- [PROBLEM REQUIREMENTS]:
Return the records below in full. Keep every word exact and skip the images.

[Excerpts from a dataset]
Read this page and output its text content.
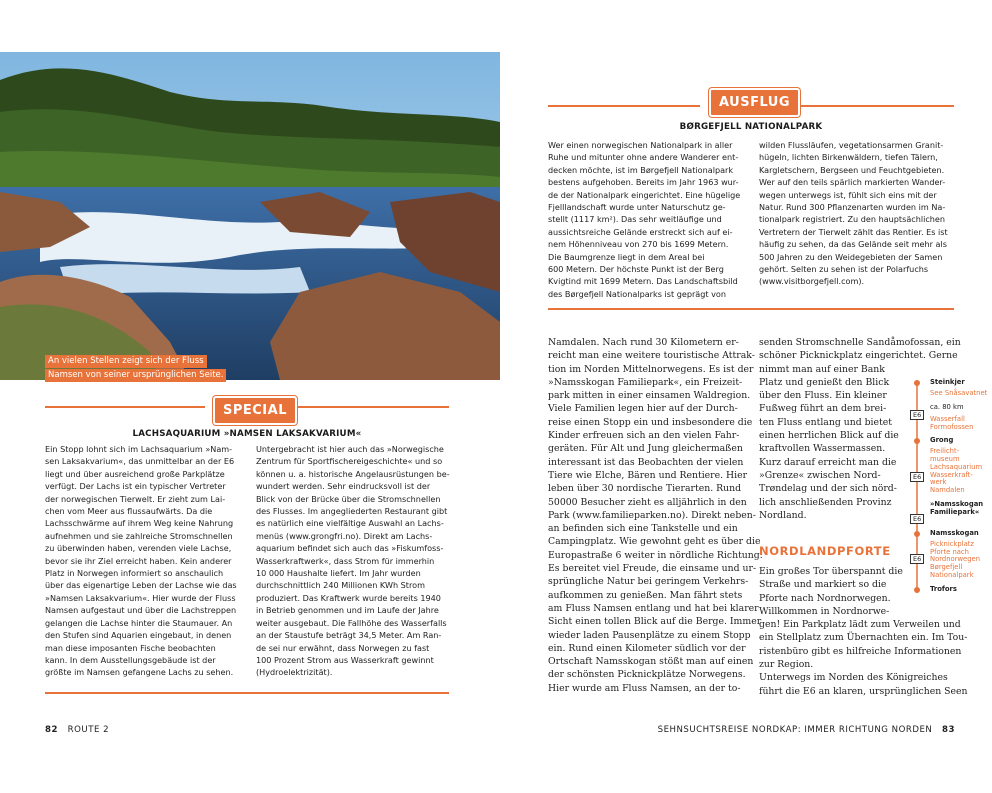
An vielen Stellen zeigt sich der Fluss
Namsen von seiner ursprünglichen Seite.
SPECIAL
LACHSAQUARIUM »NAMSEN LAKSAKVARIUM«

Ein Stopp lohnt sich im Lachsaquarium »Nam-

sen Laksakvarium«, das unmittelbar an der E6

liegt und über ausreichend große Parkplätze

verfügt. Der Lachs ist ein typischer Vertreter

der norwegischen Tierwelt. Er zieht zum Lai-

chen vom Meer aus flussaufwärts. Da die

Lachsschwärme auf ihrem Weg keine Nahrung

aufnehmen und sie zahlreiche Stromschnellen

zu überwinden haben, verenden viele Lachse,

bevor sie ihr Ziel erreicht haben. Kein anderer

Platz in Norwegen informiert so anschaulich

über das eigenartige Leben der Lachse wie das

»Namsen Laksakvarium«. Hier wurde der Fluss

Namsen aufgestaut und über die Lachstreppen

gelangen die Lachse hinter die Staumauer. An

den Stufen sind Aquarien eingebaut, in denen

man diese imposanten Fische beobachten

kann. In dem Ausstellungsgebäude ist der

größte im Namsen gefangene Lachs zu sehen.

Untergebracht ist hier auch das »Norwegische

Zentrum für Sportfischereigeschichte« und so

können u. a. historische Angelausrüstungen be-

wundert werden. Sehr eindrucksvoll ist der

Blick von der Brücke über die Stromschnellen

des Flusses. Im angegliederten Restaurant gibt

es natürlich eine vielfältige Auswahl an Lachs-

menüs (www.grongfri.no). Direkt am Lachs-

aquarium befindet sich auch das »Fiskumfoss-

Wasserkraftwerk«, dass Strom für immerhin

10 000 Haushalte liefert. Im Jahr wurden

durchschnittlich 240 Millionen KWh Strom

produziert. Das Kraftwerk wurde bereits 1940

in Betrieb genommen und im Laufe der Jahre

weiter ausgebaut. Die Fallhöhe des Wasserfalls

an der Staustufe beträgt 34,5 Meter. Am Ran-

de sei nur erwähnt, dass Norwegen zu fast

100 Prozent Strom aus Wasserkraft gewinnt

(Hydroelektrizität).

AUSFLUG
BØRGEFJELL NATIONALPARK

Wer einen norwegischen Nationalpark in aller

Ruhe und mitunter ohne andere Wanderer ent-

decken möchte, ist im Børgefjell Nationalpark

bestens aufgehoben. Bereits im Jahr 1963 wur-

de der Nationalpark eingerichtet. Eine hügelige

Fjelllandschaft wurde unter Naturschutz ge-

stellt (1117 km²). Das sehr weitläufige und

aussichtsreiche Gelände erstreckt sich auf ei-

nem Höhenniveau von 270 bis 1699 Metern.

Die Baumgrenze liegt in dem Areal bei

600 Metern. Der höchste Punkt ist der Berg

Kvigtind mit 1699 Metern. Das Landschaftsbild

des Børgefjell Nationalparks ist geprägt von

wilden Flussläufen, vegetationsarmen Granit-

hügeln, lichten Birkenwäldern, tiefen Tälern,

Kargletschern, Bergseen und Feuchtgebieten.

Wer auf den teils spärlich markierten Wander-

wegen unterwegs ist, fühlt sich eins mit der

Natur. Rund 300 Pflanzenarten wurden im Na-

tionalpark registriert. Zu den hauptsächlichen

Vertretern der Tierwelt zählt das Rentier. Es ist

häufig zu sehen, da das Gelände seit mehr als

500 Jahren zu den Weidegebieten der Samen

gehört. Selten zu sehen ist der Polarfuchs

(www.visitborgefjell.com).

Namdalen. Nach rund 30 Kilometern er-

reicht man eine weitere touristische Attrak-

tion im Norden Mittelnorwegens. Es ist der

»Namsskogan Familiepark«, ein Freizeit-

park mitten in einer einsamen Waldregion.

Viele Familien legen hier auf der Durch-

reise einen Stopp ein und insbesondere die

Kinder erfreuen sich an den vielen Fahr-

geräten. Für Alt und Jung gleichermaßen

interessant ist das Beobachten der vielen

Tiere wie Elche, Bären und Rentiere. Hier

leben über 30 nordische Tierarten. Rund

50000 Besucher zieht es alljährlich in den

Park (www.familieparken.no). Direkt neben-

an befinden sich eine Tankstelle und ein

Campingplatz. Wie gewohnt geht es über die

Europastraße 6 weiter in nördliche Richtung.

Es bereitet viel Freude, die einsame und ur-

sprüngliche Natur bei geringem Verkehrs-

aufkommen zu genießen. Man fährt stets

am Fluss Namsen entlang und hat bei klarer

Sicht einen tollen Blick auf die Berge. Immer

wieder laden Pausenplätze zu einem Stopp

ein. Rund einen Kilometer südlich vor der

Ortschaft Namsskogan stößt man auf einen

der schönsten Picknickplätze Norwegens.

Hier wurde am Fluss Namsen, an der to-

senden Stromschnelle Sandåmofossan, ein

schöner Picknickplatz eingerichtet. Gerne

nimmt man auf einer Bank

Platz und genießt den Blick

über den Fluss. Ein kleiner

Fußweg führt an dem brei-

ten Fluss entlang und bietet

einen herrlichen Blick auf die

kraftvollen Wassermassen.

Kurz darauf erreicht man die

»Grenze« zwischen Nord-

Trøndelag und der sich nörd-

lich anschließenden Provinz

Nordland.

NORDLANDPFORTE

Ein großes Tor überspannt die

Straße und markiert so die

Pforte nach Nordnorwegen.

Willkommen in Nordnorwe-

gen! Ein Parkplatz lädt zum Verweilen und

ein Stellplatz zum Übernachten ein. Im Tou-

ristenbüro gibt es hilfreiche Informationen

zur Region.

Unterwegs im Norden des Königreiches

führt die E6 an klaren, ursprünglichen Seen

Steinkjer
See Snåsavatnet
ca. 80 km
E6	Wasserfall
Formofossen
Grong
Freilicht-
museum
Lachsaquarium
Wasserkraft-
werk
E6
Namdalen
»Namsskogan
Familiepark«
E6
Namsskogan
Picknickplatz
Pforte nach
Nordnorwegen
E6
Børgefjell
Nationalpark
Trofors
82 ROUTE 2	SEHNSUCHTSREISE NORDKAP: IMMER RICHTUNG NORDEN 83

- [OUTPUT BELOW]:
Read this page and output its text content.
An vielen Stellen zeigt sich der Fluss
Namsen von seiner ursprünglichen Seite.
SPECIAL
LACHSAQUARIUM »NAMSEN LAKSAKVARIUM«

Ein Stopp lohnt sich im Lachsaquarium »Nam-

sen Laksakvarium«, das unmittelbar an der E6

liegt und über ausreichend große Parkplätze

verfügt. Der Lachs ist ein typischer Vertreter

der norwegischen Tierwelt. Er zieht zum Lai-

chen vom Meer aus flussaufwärts. Da die

Lachsschwärme auf ihrem Weg keine Nahrung

aufnehmen und sie zahlreiche Stromschnellen

zu überwinden haben, verenden viele Lachse,

bevor sie ihr Ziel erreicht haben. Kein anderer

Platz in Norwegen informiert so anschaulich

über das eigenartige Leben der Lachse wie das

»Namsen Laksakvarium«. Hier wurde der Fluss

Namsen aufgestaut und über die Lachstreppen

gelangen die Lachse hinter die Staumauer. An

den Stufen sind Aquarien eingebaut, in denen

man diese imposanten Fische beobachten

kann. In dem Ausstellungsgebäude ist der

größte im Namsen gefangene Lachs zu sehen.

Untergebracht ist hier auch das »Norwegische

Zentrum für Sportfischereigeschichte« und so

können u. a. historische Angelausrüstungen be-

wundert werden. Sehr eindrucksvoll ist der

Blick von der Brücke über die Stromschnellen

des Flusses. Im angegliederten Restaurant gibt

es natürlich eine vielfältige Auswahl an Lachs-

menüs (www.grongfri.no). Direkt am Lachs-

aquarium befindet sich auch das »Fiskumfoss-

Wasserkraftwerk«, dass Strom für immerhin

10 000 Haushalte liefert. Im Jahr wurden

durchschnittlich 240 Millionen KWh Strom

produziert. Das Kraftwerk wurde bereits 1940

in Betrieb genommen und im Laufe der Jahre

weiter ausgebaut. Die Fallhöhe des Wasserfalls

an der Staustufe beträgt 34,5 Meter. Am Ran-

de sei nur erwähnt, dass Norwegen zu fast

100 Prozent Strom aus Wasserkraft gewinnt

(Hydroelektrizität).

AUSFLUG
BØRGEFJELL NATIONALPARK

Wer einen norwegischen Nationalpark in aller

Ruhe und mitunter ohne andere Wanderer ent-

decken möchte, ist im Børgefjell Nationalpark

bestens aufgehoben. Bereits im Jahr 1963 wur-

de der Nationalpark eingerichtet. Eine hügelige

Fjelllandschaft wurde unter Naturschutz ge-

stellt (1117 km²). Das sehr weitläufige und

aussichtsreiche Gelände erstreckt sich auf ei-

nem Höhenniveau von 270 bis 1699 Metern.

Die Baumgrenze liegt in dem Areal bei

600 Metern. Der höchste Punkt ist der Berg

Kvigtind mit 1699 Metern. Das Landschaftsbild

des Børgefjell Nationalparks ist geprägt von

wilden Flussläufen, vegetationsarmen Granit-

hügeln, lichten Birkenwäldern, tiefen Tälern,

Kargletschern, Bergseen und Feuchtgebieten.

Wer auf den teils spärlich markierten Wander-

wegen unterwegs ist, fühlt sich eins mit der

Natur. Rund 300 Pflanzenarten wurden im Na-

tionalpark registriert. Zu den hauptsächlichen

Vertretern der Tierwelt zählt das Rentier. Es ist

häufig zu sehen, da das Gelände seit mehr als

500 Jahren zu den Weidegebieten der Samen

gehört. Selten zu sehen ist der Polarfuchs

(www.visitborgefjell.com).

Namdalen. Nach rund 30 Kilometern er-

reicht man eine weitere touristische Attrak-

tion im Norden Mittelnorwegens. Es ist der

»Namsskogan Familiepark«, ein Freizeit-

park mitten in einer einsamen Waldregion.

Viele Familien legen hier auf der Durch-

reise einen Stopp ein und insbesondere die

Kinder erfreuen sich an den vielen Fahr-

geräten. Für Alt und Jung gleichermaßen

interessant ist das Beobachten der vielen

Tiere wie Elche, Bären und Rentiere. Hier

leben über 30 nordische Tierarten. Rund

50000 Besucher zieht es alljährlich in den

Park (www.familieparken.no). Direkt neben-

an befinden sich eine Tankstelle und ein

Campingplatz. Wie gewohnt geht es über die

Europastraße 6 weiter in nördliche Richtung.

Es bereitet viel Freude, die einsame und ur-

sprüngliche Natur bei geringem Verkehrs-

aufkommen zu genießen. Man fährt stets

am Fluss Namsen entlang und hat bei klarer

Sicht einen tollen Blick auf die Berge. Immer

wieder laden Pausenplätze zu einem Stopp

ein. Rund einen Kilometer südlich vor der

Ortschaft Namsskogan stößt man auf einen

der schönsten Picknickplätze Norwegens.

Hier wurde am Fluss Namsen, an der to-

senden Stromschnelle Sandåmofossan, ein

schöner Picknickplatz eingerichtet. Gerne

nimmt man auf einer Bank

Platz und genießt den Blick

über den Fluss. Ein kleiner

Fußweg führt an dem brei-

ten Fluss entlang und bietet

einen herrlichen Blick auf die

kraftvollen Wassermassen.

Kurz darauf erreicht man die

»Grenze« zwischen Nord-

Trøndelag und der sich nörd-

lich anschließenden Provinz

Nordland.

NORDLANDPFORTE

Ein großes Tor überspannt die

Straße und markiert so die

Pforte nach Nordnorwegen.

Willkommen in Nordnorwe-

gen! Ein Parkplatz lädt zum Verweilen und

ein Stellplatz zum Übernachten ein. Im Tou-

ristenbüro gibt es hilfreiche Informationen

zur Region.

Unterwegs im Norden des Königreiches

führt die E6 an klaren, ursprünglichen Seen

Steinkjer
See Snåsavatnet
ca. 80 km
E6	Wasserfall
Formofossen
Grong
Freilicht-
museum
Lachsaquarium
Wasserkraft-
werk
E6
Namdalen
»Namsskogan
Familiepark«
E6
Namsskogan
Picknickplatz
Pforte nach
Nordnorwegen
E6
Børgefjell
Nationalpark
Trofors
82 ROUTE 2	SEHNSUCHTSREISE NORDKAP: IMMER RICHTUNG NORDEN 83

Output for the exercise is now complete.